AIM OF THE EXERCISE:
Copy out every record below with complete accuracy.
-------
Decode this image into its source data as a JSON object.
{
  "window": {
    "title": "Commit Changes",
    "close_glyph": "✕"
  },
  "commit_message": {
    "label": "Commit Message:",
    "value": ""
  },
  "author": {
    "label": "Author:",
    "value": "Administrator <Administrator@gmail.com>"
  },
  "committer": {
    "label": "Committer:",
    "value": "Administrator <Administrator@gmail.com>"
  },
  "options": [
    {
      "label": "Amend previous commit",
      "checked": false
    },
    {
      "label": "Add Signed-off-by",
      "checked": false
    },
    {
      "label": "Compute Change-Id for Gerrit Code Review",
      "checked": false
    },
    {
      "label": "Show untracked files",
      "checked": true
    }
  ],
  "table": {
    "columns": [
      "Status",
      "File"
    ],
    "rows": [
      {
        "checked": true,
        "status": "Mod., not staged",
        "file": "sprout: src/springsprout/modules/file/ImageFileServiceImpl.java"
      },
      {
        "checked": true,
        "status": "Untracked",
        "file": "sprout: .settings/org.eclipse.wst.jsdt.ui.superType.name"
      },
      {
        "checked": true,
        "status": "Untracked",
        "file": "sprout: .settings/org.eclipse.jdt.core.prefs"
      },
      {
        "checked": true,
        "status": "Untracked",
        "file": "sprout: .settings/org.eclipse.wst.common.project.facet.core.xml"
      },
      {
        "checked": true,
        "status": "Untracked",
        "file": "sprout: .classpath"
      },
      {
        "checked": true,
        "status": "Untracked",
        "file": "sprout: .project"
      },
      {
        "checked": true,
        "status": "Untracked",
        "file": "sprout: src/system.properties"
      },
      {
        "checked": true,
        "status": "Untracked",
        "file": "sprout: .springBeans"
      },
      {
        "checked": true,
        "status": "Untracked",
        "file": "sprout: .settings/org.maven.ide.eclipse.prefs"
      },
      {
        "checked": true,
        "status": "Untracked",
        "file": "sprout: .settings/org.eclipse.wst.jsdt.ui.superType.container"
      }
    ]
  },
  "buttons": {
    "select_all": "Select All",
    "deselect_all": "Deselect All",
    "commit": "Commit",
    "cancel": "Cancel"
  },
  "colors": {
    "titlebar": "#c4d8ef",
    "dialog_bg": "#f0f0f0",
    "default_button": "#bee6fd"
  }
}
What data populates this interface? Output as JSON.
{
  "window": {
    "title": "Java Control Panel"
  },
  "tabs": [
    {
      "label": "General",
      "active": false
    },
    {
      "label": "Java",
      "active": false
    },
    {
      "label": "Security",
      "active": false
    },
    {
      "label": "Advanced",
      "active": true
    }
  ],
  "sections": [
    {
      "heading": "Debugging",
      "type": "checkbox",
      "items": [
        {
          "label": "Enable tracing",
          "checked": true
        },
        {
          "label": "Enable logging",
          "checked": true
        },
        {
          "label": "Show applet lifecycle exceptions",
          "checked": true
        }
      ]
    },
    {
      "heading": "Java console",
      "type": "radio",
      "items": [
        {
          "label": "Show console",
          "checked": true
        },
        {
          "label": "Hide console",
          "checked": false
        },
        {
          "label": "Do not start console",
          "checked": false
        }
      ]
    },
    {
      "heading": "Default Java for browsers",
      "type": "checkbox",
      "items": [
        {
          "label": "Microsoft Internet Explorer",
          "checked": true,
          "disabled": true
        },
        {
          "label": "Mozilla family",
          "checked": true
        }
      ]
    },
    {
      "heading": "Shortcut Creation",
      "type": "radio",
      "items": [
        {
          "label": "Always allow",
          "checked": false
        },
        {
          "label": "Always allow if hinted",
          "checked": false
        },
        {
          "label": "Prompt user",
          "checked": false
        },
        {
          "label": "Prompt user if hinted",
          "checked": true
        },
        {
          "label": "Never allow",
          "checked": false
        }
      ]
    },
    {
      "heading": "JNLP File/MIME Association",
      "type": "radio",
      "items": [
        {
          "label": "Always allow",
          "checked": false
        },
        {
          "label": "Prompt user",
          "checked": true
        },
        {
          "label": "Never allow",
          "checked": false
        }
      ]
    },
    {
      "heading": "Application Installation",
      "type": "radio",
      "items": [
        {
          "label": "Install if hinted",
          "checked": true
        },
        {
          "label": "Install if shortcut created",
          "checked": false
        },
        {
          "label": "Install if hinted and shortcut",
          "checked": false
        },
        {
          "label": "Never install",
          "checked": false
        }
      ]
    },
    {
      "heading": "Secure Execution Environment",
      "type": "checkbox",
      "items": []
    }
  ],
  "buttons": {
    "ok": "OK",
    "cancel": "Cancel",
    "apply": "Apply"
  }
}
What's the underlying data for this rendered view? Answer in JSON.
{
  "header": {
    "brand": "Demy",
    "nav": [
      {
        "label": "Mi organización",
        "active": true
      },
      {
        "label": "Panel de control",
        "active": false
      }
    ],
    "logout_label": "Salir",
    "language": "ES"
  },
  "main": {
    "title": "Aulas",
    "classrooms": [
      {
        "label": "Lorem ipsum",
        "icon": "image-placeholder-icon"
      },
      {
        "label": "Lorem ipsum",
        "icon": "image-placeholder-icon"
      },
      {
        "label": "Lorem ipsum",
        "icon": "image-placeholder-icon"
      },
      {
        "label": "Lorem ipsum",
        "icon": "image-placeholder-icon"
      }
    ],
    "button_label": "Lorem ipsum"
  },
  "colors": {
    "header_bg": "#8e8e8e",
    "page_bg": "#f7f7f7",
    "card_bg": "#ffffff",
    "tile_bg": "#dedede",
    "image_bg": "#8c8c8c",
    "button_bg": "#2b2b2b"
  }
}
-------
RESULT:
Decode this image into its source data as a JSON object.
{
  "window": {
    "title": "Commit Changes",
    "close_glyph": "✕"
  },
  "commit_message": {
    "label": "Commit Message:",
    "value": ""
  },
  "author": {
    "label": "Author:",
    "value": "Administrator <Administrator@gmail.com>"
  },
  "committer": {
    "label": "Committer:",
    "value": "Administrator <Administrator@gmail.com>"
  },
  "options": [
    {
      "label": "Amend previous commit",
      "checked": false
    },
    {
      "label": "Add Signed-off-by",
      "checked": false
    },
    {
      "label": "Compute Change-Id for Gerrit Code Review",
      "checked": false
    },
    {
      "label": "Show untracked files",
      "checked": true
    }
  ],
  "table": {
    "columns": [
      "Status",
      "File"
    ],
    "rows": [
      {
        "checked": true,
        "status": "Mod., not staged",
        "file": "sprout: src/springsprout/modules/file/ImageFileServiceImpl.java"
      },
      {
        "checked": true,
        "status": "Untracked",
        "file": "sprout: .settings/org.eclipse.wst.jsdt.ui.superType.name"
      },
      {
        "checked": true,
        "status": "Untracked",
        "file": "sprout: .settings/org.eclipse.jdt.core.prefs"
      },
      {
        "checked": true,
        "status": "Untracked",
        "file": "sprout: .settings/org.eclipse.wst.common.project.facet.core.xml"
      },
      {
        "checked": true,
        "status": "Untracked",
        "file": "sprout: .classpath"
      },
      {
        "checked": true,
        "status": "Untracked",
        "file": "sprout: .project"
      },
      {
        "checked": true,
        "status": "Untracked",
        "file": "sprout: src/system.properties"
      },
      {
        "checked": true,
        "status": "Untracked",
        "file": "sprout: .springBeans"
      },
      {
        "checked": true,
        "status": "Untracked",
        "file": "sprout: .settings/org.maven.ide.eclipse.prefs"
      },
      {
        "checked": true,
        "status": "Untracked",
        "file": "sprout: .settings/org.eclipse.wst.jsdt.ui.superType.container"
      }
    ]
  },
  "buttons": {
    "select_all": "Select All",
    "deselect_all": "Deselect All",
    "commit": "Commit",
    "cancel": "Cancel"
  },
  "colors": {
    "titlebar": "#c4d8ef",
    "dialog_bg": "#f0f0f0",
    "default_button": "#bee6fd"
  }
}
What data populates this interface? Output as JSON.
{
  "window": {
    "title": "Java Control Panel"
  },
  "tabs": [
    {
      "label": "General",
      "active": false
    },
    {
      "label": "Java",
      "active": false
    },
    {
      "label": "Security",
      "active": false
    },
    {
      "label": "Advanced",
      "active": true
    }
  ],
  "sections": [
    {
      "heading": "Debugging",
      "type": "checkbox",
      "items": [
        {
          "label": "Enable tracing",
          "checked": true
        },
        {
          "label": "Enable logging",
          "checked": true
        },
        {
          "label": "Show applet lifecycle exceptions",
          "checked": true
        }
      ]
    },
    {
      "heading": "Java console",
      "type": "radio",
      "items": [
        {
          "label": "Show console",
          "checked": true
        },
        {
          "label": "Hide console",
          "checked": false
        },
        {
          "label": "Do not start console",
          "checked": false
        }
      ]
    },
    {
      "heading": "Default Java for browsers",
      "type": "checkbox",
      "items": [
        {
          "label": "Microsoft Internet Explorer",
          "checked": true,
          "disabled": true
        },
        {
          "label": "Mozilla family",
          "checked": true
        }
      ]
    },
    {
      "heading": "Shortcut Creation",
      "type": "radio",
      "items": [
        {
          "label": "Always allow",
          "checked": false
        },
        {
          "label": "Always allow if hinted",
          "checked": false
        },
        {
          "label": "Prompt user",
          "checked": false
        },
        {
          "label": "Prompt user if hinted",
          "checked": true
        },
        {
          "label": "Never allow",
          "checked": false
        }
      ]
    },
    {
      "heading": "JNLP File/MIME Association",
      "type": "radio",
      "items": [
        {
          "label": "Always allow",
          "checked": false
        },
        {
          "label": "Prompt user",
          "checked": true
        },
        {
          "label": "Never allow",
          "checked": false
        }
      ]
    },
    {
      "heading": "Application Installation",
      "type": "radio",
      "items": [
        {
          "label": "Install if hinted",
          "checked": true
        },
        {
          "label": "Install if shortcut created",
          "checked": false
        },
        {
          "label": "Install if hinted and shortcut",
          "checked": false
        },
        {
          "label": "Never install",
          "checked": false
        }
      ]
    },
    {
      "heading": "Secure Execution Environment",
      "type": "checkbox",
      "items": []
    }
  ],
  "buttons": {
    "ok": "OK",
    "cancel": "Cancel",
    "apply": "Apply"
  }
}
What's the underlying data for this rendered view? Answer in JSON.
{
  "header": {
    "brand": "Demy",
    "nav": [
      {
        "label": "Mi organización",
        "active": true
      },
      {
        "label": "Panel de control",
        "active": false
      }
    ],
    "logout_label": "Salir",
    "language": "ES"
  },
  "main": {
    "title": "Aulas",
    "classrooms": [
      {
        "label": "Lorem ipsum",
        "icon": "image-placeholder-icon"
      },
      {
        "label": "Lorem ipsum",
        "icon": "image-placeholder-icon"
      },
      {
        "label": "Lorem ipsum",
        "icon": "image-placeholder-icon"
      },
      {
        "label": "Lorem ipsum",
        "icon": "image-placeholder-icon"
      }
    ],
    "button_label": "Lorem ipsum"
  },
  "colors": {
    "header_bg": "#8e8e8e",
    "page_bg": "#f7f7f7",
    "card_bg": "#ffffff",
    "tile_bg": "#dedede",
    "image_bg": "#8c8c8c",
    "button_bg": "#2b2b2b"
  }
}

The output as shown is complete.